***** Dataset extract
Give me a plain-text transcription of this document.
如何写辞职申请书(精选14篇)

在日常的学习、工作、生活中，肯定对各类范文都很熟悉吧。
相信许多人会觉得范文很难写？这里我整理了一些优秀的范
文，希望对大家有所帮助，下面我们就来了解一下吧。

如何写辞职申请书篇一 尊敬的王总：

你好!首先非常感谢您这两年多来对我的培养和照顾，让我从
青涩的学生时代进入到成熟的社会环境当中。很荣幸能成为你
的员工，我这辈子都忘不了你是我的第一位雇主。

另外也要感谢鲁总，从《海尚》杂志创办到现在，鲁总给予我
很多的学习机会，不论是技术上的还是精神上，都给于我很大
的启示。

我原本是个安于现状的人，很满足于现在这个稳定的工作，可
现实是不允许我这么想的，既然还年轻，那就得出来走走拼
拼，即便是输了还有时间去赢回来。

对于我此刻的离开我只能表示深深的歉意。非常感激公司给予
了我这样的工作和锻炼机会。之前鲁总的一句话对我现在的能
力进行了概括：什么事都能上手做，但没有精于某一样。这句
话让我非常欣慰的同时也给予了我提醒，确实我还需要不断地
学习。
**********
| Instructions to follow |
Can you give every line above again, exactly as written?

| Complete answer |
Give me a plain-text transcription of this document.
如何写辞职申请书(精选14篇)

在日常的学习、工作、生活中，肯定对各类范文都很熟悉吧。
相信许多人会觉得范文很难写？这里我整理了一些优秀的范
文，希望对大家有所帮助，下面我们就来了解一下吧。

如何写辞职申请书篇一 尊敬的王总：

你好!首先非常感谢您这两年多来对我的培养和照顾，让我从
青涩的学生时代进入到成熟的社会环境当中。很荣幸能成为你
的员工，我这辈子都忘不了你是我的第一位雇主。

另外也要感谢鲁总，从《海尚》杂志创办到现在，鲁总给予我
很多的学习机会，不论是技术上的还是精神上，都给于我很大
的启示。

我原本是个安于现状的人，很满足于现在这个稳定的工作，可
现实是不允许我这么想的，既然还年轻，那就得出来走走拼
拼，即便是输了还有时间去赢回来。

对于我此刻的离开我只能表示深深的歉意。非常感激公司给予
了我这样的工作和锻炼机会。之前鲁总的一句话对我现在的能
力进行了概括：什么事都能上手做，但没有精于某一样。这句
话让我非常欣慰的同时也给予了我提醒，确实我还需要不断地
学习。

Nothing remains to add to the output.